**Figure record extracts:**
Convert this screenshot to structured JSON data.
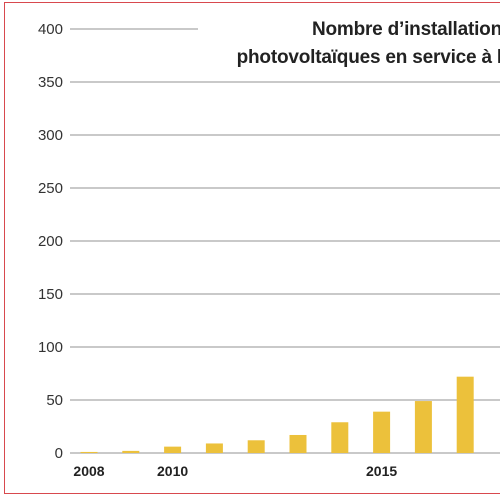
{
  "chart_data": {
    "type": "bar",
    "title_lines": [
      "Nombre d’installation",
      "photovoltaïques en service à l"
    ],
    "x": [
      2008,
      2009,
      2010,
      2011,
      2012,
      2013,
      2014,
      2015,
      2016,
      2017
    ],
    "values": [
      1,
      2,
      6,
      9,
      12,
      17,
      29,
      39,
      49,
      72
    ],
    "x_tick_labels": [
      {
        "year": 2008,
        "label": "2008"
      },
      {
        "year": 2010,
        "label": "2010"
      },
      {
        "year": 2015,
        "label": "2015"
      }
    ],
    "y_ticks": [
      0,
      50,
      100,
      150,
      200,
      250,
      300,
      350,
      400
    ],
    "ylim": [
      0,
      400
    ],
    "xlabel": "",
    "ylabel": "",
    "grid": true,
    "colors": {
      "bar": "#ecc13b",
      "grid": "#c9c9c9",
      "border": "#d8494e",
      "text": "#333333"
    }
  }
}
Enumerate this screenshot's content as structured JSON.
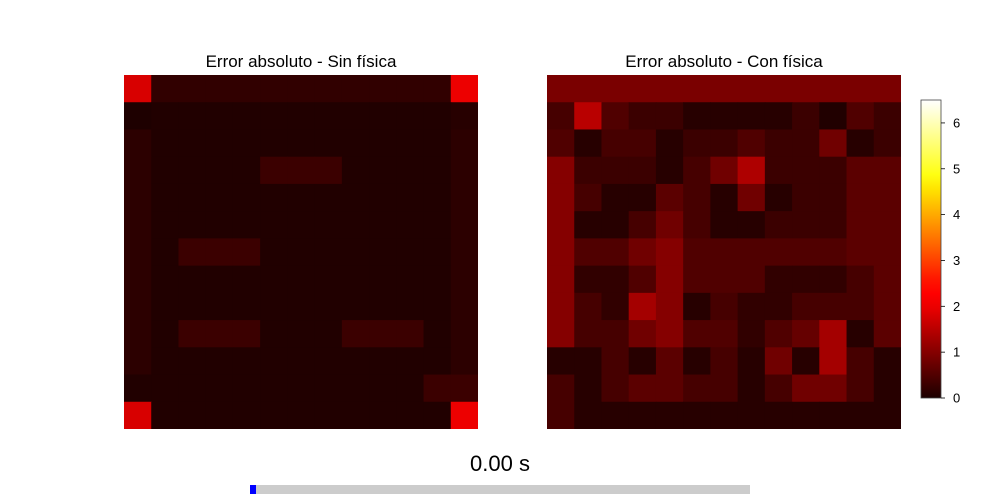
{
  "chart_data": [
    {
      "type": "heatmap",
      "title": "Error absoluto - Sin física",
      "rows": 13,
      "cols": 13,
      "values": [
        [
          1.8,
          0.2,
          0.2,
          0.2,
          0.2,
          0.2,
          0.2,
          0.2,
          0.2,
          0.2,
          0.2,
          0.2,
          2.0
        ],
        [
          0.02,
          0.05,
          0.05,
          0.05,
          0.05,
          0.05,
          0.05,
          0.05,
          0.05,
          0.05,
          0.05,
          0.05,
          0.1
        ],
        [
          0.15,
          0.05,
          0.05,
          0.05,
          0.05,
          0.05,
          0.05,
          0.05,
          0.05,
          0.05,
          0.05,
          0.05,
          0.15
        ],
        [
          0.15,
          0.05,
          0.05,
          0.05,
          0.05,
          0.3,
          0.3,
          0.3,
          0.05,
          0.05,
          0.05,
          0.05,
          0.15
        ],
        [
          0.15,
          0.05,
          0.05,
          0.05,
          0.05,
          0.05,
          0.05,
          0.05,
          0.05,
          0.05,
          0.05,
          0.05,
          0.15
        ],
        [
          0.15,
          0.05,
          0.05,
          0.05,
          0.05,
          0.05,
          0.05,
          0.05,
          0.05,
          0.05,
          0.05,
          0.05,
          0.15
        ],
        [
          0.15,
          0.05,
          0.3,
          0.3,
          0.3,
          0.05,
          0.05,
          0.05,
          0.05,
          0.05,
          0.05,
          0.05,
          0.15
        ],
        [
          0.15,
          0.05,
          0.05,
          0.05,
          0.05,
          0.05,
          0.05,
          0.05,
          0.05,
          0.05,
          0.05,
          0.05,
          0.15
        ],
        [
          0.15,
          0.05,
          0.05,
          0.05,
          0.05,
          0.05,
          0.05,
          0.05,
          0.05,
          0.05,
          0.05,
          0.05,
          0.15
        ],
        [
          0.15,
          0.05,
          0.3,
          0.3,
          0.3,
          0.05,
          0.05,
          0.05,
          0.3,
          0.3,
          0.3,
          0.05,
          0.15
        ],
        [
          0.15,
          0.05,
          0.05,
          0.05,
          0.05,
          0.05,
          0.05,
          0.05,
          0.05,
          0.05,
          0.05,
          0.05,
          0.15
        ],
        [
          0.05,
          0.05,
          0.05,
          0.05,
          0.05,
          0.05,
          0.05,
          0.05,
          0.05,
          0.05,
          0.05,
          0.3,
          0.3
        ],
        [
          1.8,
          0.05,
          0.05,
          0.05,
          0.05,
          0.05,
          0.05,
          0.05,
          0.05,
          0.05,
          0.05,
          0.05,
          2.0
        ]
      ]
    },
    {
      "type": "heatmap",
      "title": "Error absoluto - Con física",
      "rows": 13,
      "cols": 13,
      "values": [
        [
          0.9,
          0.9,
          0.9,
          0.9,
          0.9,
          0.9,
          0.9,
          0.9,
          0.9,
          0.9,
          0.9,
          0.9,
          0.9
        ],
        [
          0.4,
          1.5,
          0.5,
          0.3,
          0.3,
          0.1,
          0.1,
          0.1,
          0.1,
          0.3,
          0.05,
          0.5,
          0.3
        ],
        [
          0.5,
          0.1,
          0.4,
          0.4,
          0.1,
          0.3,
          0.3,
          0.5,
          0.3,
          0.3,
          0.8,
          0.1,
          0.3
        ],
        [
          1.0,
          0.3,
          0.3,
          0.3,
          0.1,
          0.4,
          0.8,
          1.4,
          0.3,
          0.3,
          0.3,
          0.6,
          0.6
        ],
        [
          1.0,
          0.4,
          0.1,
          0.1,
          0.6,
          0.4,
          0.1,
          0.8,
          0.1,
          0.3,
          0.3,
          0.6,
          0.6
        ],
        [
          1.0,
          0.1,
          0.1,
          0.4,
          0.8,
          0.4,
          0.1,
          0.1,
          0.3,
          0.3,
          0.3,
          0.6,
          0.6
        ],
        [
          1.0,
          0.5,
          0.5,
          0.8,
          1.0,
          0.5,
          0.5,
          0.5,
          0.5,
          0.5,
          0.5,
          0.6,
          0.6
        ],
        [
          1.0,
          0.2,
          0.2,
          0.5,
          1.0,
          0.5,
          0.5,
          0.5,
          0.2,
          0.2,
          0.2,
          0.4,
          0.6
        ],
        [
          1.0,
          0.4,
          0.2,
          1.3,
          1.0,
          0.1,
          0.4,
          0.2,
          0.2,
          0.4,
          0.4,
          0.4,
          0.6
        ],
        [
          1.0,
          0.4,
          0.4,
          0.8,
          1.0,
          0.5,
          0.5,
          0.2,
          0.5,
          0.7,
          1.3,
          0.1,
          0.6
        ],
        [
          0.1,
          0.1,
          0.4,
          0.1,
          0.6,
          0.1,
          0.4,
          0.1,
          0.8,
          0.1,
          1.3,
          0.4,
          0.1
        ],
        [
          0.4,
          0.1,
          0.4,
          0.6,
          0.6,
          0.4,
          0.4,
          0.1,
          0.4,
          0.8,
          0.8,
          0.4,
          0.1
        ],
        [
          0.4,
          0.1,
          0.1,
          0.1,
          0.1,
          0.1,
          0.1,
          0.1,
          0.1,
          0.1,
          0.1,
          0.1,
          0.1
        ]
      ]
    }
  ],
  "colorbar": {
    "min": 0,
    "max": 6.5,
    "ticks": [
      "0",
      "1",
      "2",
      "3",
      "4",
      "5",
      "6"
    ],
    "colormap": "hot"
  },
  "time_label": "0.00 s",
  "progress": {
    "value": 0.0,
    "fill_color": "#0000ff",
    "track_color": "#cccccc"
  }
}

**Instruction:** Repeat the listing verbatim. Skip the pictures.

**Response below:**
Convert this screenshot to structured JSON data.
{
  "chart_data": {
    "type": "bar",
    "title_lines": [
      "Nombre d’installation",
      "photovoltaïques en service à l"
    ],
    "x": [
      2008,
      2009,
      2010,
      2011,
      2012,
      2013,
      2014,
      2015,
      2016,
      2017
    ],
    "values": [
      1,
      2,
      6,
      9,
      12,
      17,
      29,
      39,
      49,
      72
    ],
    "x_tick_labels": [
      {
        "year": 2008,
        "label": "2008"
      },
      {
        "year": 2010,
        "label": "2010"
      },
      {
        "year": 2015,
        "label": "2015"
      }
    ],
    "y_ticks": [
      0,
      50,
      100,
      150,
      200,
      250,
      300,
      350,
      400
    ],
    "ylim": [
      0,
      400
    ],
    "xlabel": "",
    "ylabel": "",
    "grid": true,
    "colors": {
      "bar": "#ecc13b",
      "grid": "#c9c9c9",
      "border": "#d8494e",
      "text": "#333333"
    }
  }
}
Enumerate this screenshot's content as structured JSON.
{
  "chart_data": [
    {
      "type": "heatmap",
      "title": "Error absoluto - Sin física",
      "rows": 13,
      "cols": 13,
      "values": [
        [
          1.8,
          0.2,
          0.2,
          0.2,
          0.2,
          0.2,
          0.2,
          0.2,
          0.2,
          0.2,
          0.2,
          0.2,
          2.0
        ],
        [
          0.02,
          0.05,
          0.05,
          0.05,
          0.05,
          0.05,
          0.05,
          0.05,
          0.05,
          0.05,
          0.05,
          0.05,
          0.1
        ],
        [
          0.15,
          0.05,
          0.05,
          0.05,
          0.05,
          0.05,
          0.05,
          0.05,
          0.05,
          0.05,
          0.05,
          0.05,
          0.15
        ],
        [
          0.15,
          0.05,
          0.05,
          0.05,
          0.05,
          0.3,
          0.3,
          0.3,
          0.05,
          0.05,
          0.05,
          0.05,
          0.15
        ],
        [
          0.15,
          0.05,
          0.05,
          0.05,
          0.05,
          0.05,
          0.05,
          0.05,
          0.05,
          0.05,
          0.05,
          0.05,
          0.15
        ],
        [
          0.15,
          0.05,
          0.05,
          0.05,
          0.05,
          0.05,
          0.05,
          0.05,
          0.05,
          0.05,
          0.05,
          0.05,
          0.15
        ],
        [
          0.15,
          0.05,
          0.3,
          0.3,
          0.3,
          0.05,
          0.05,
          0.05,
          0.05,
          0.05,
          0.05,
          0.05,
          0.15
        ],
        [
          0.15,
          0.05,
          0.05,
          0.05,
          0.05,
          0.05,
          0.05,
          0.05,
          0.05,
          0.05,
          0.05,
          0.05,
          0.15
        ],
        [
          0.15,
          0.05,
          0.05,
          0.05,
          0.05,
          0.05,
          0.05,
          0.05,
          0.05,
          0.05,
          0.05,
          0.05,
          0.15
        ],
        [
          0.15,
          0.05,
          0.3,
          0.3,
          0.3,
          0.05,
          0.05,
          0.05,
          0.3,
          0.3,
          0.3,
          0.05,
          0.15
        ],
        [
          0.15,
          0.05,
          0.05,
          0.05,
          0.05,
          0.05,
          0.05,
          0.05,
          0.05,
          0.05,
          0.05,
          0.05,
          0.15
        ],
        [
          0.05,
          0.05,
          0.05,
          0.05,
          0.05,
          0.05,
          0.05,
          0.05,
          0.05,
          0.05,
          0.05,
          0.3,
          0.3
        ],
        [
          1.8,
          0.05,
          0.05,
          0.05,
          0.05,
          0.05,
          0.05,
          0.05,
          0.05,
          0.05,
          0.05,
          0.05,
          2.0
        ]
      ]
    },
    {
      "type": "heatmap",
      "title": "Error absoluto - Con física",
      "rows": 13,
      "cols": 13,
      "values": [
        [
          0.9,
          0.9,
          0.9,
          0.9,
          0.9,
          0.9,
          0.9,
          0.9,
          0.9,
          0.9,
          0.9,
          0.9,
          0.9
        ],
        [
          0.4,
          1.5,
          0.5,
          0.3,
          0.3,
          0.1,
          0.1,
          0.1,
          0.1,
          0.3,
          0.05,
          0.5,
          0.3
        ],
        [
          0.5,
          0.1,
          0.4,
          0.4,
          0.1,
          0.3,
          0.3,
          0.5,
          0.3,
          0.3,
          0.8,
          0.1,
          0.3
        ],
        [
          1.0,
          0.3,
          0.3,
          0.3,
          0.1,
          0.4,
          0.8,
          1.4,
          0.3,
          0.3,
          0.3,
          0.6,
          0.6
        ],
        [
          1.0,
          0.4,
          0.1,
          0.1,
          0.6,
          0.4,
          0.1,
          0.8,
          0.1,
          0.3,
          0.3,
          0.6,
          0.6
        ],
        [
          1.0,
          0.1,
          0.1,
          0.4,
          0.8,
          0.4,
          0.1,
          0.1,
          0.3,
          0.3,
          0.3,
          0.6,
          0.6
        ],
        [
          1.0,
          0.5,
          0.5,
          0.8,
          1.0,
          0.5,
          0.5,
          0.5,
          0.5,
          0.5,
          0.5,
          0.6,
          0.6
        ],
        [
          1.0,
          0.2,
          0.2,
          0.5,
          1.0,
          0.5,
          0.5,
          0.5,
          0.2,
          0.2,
          0.2,
          0.4,
          0.6
        ],
        [
          1.0,
          0.4,
          0.2,
          1.3,
          1.0,
          0.1,
          0.4,
          0.2,
          0.2,
          0.4,
          0.4,
          0.4,
          0.6
        ],
        [
          1.0,
          0.4,
          0.4,
          0.8,
          1.0,
          0.5,
          0.5,
          0.2,
          0.5,
          0.7,
          1.3,
          0.1,
          0.6
        ],
        [
          0.1,
          0.1,
          0.4,
          0.1,
          0.6,
          0.1,
          0.4,
          0.1,
          0.8,
          0.1,
          1.3,
          0.4,
          0.1
        ],
        [
          0.4,
          0.1,
          0.4,
          0.6,
          0.6,
          0.4,
          0.4,
          0.1,
          0.4,
          0.8,
          0.8,
          0.4,
          0.1
        ],
        [
          0.4,
          0.1,
          0.1,
          0.1,
          0.1,
          0.1,
          0.1,
          0.1,
          0.1,
          0.1,
          0.1,
          0.1,
          0.1
        ]
      ]
    }
  ],
  "colorbar": {
    "min": 0,
    "max": 6.5,
    "ticks": [
      "0",
      "1",
      "2",
      "3",
      "4",
      "5",
      "6"
    ],
    "colormap": "hot"
  },
  "time_label": "0.00 s",
  "progress": {
    "value": 0.0,
    "fill_color": "#0000ff",
    "track_color": "#cccccc"
  }
}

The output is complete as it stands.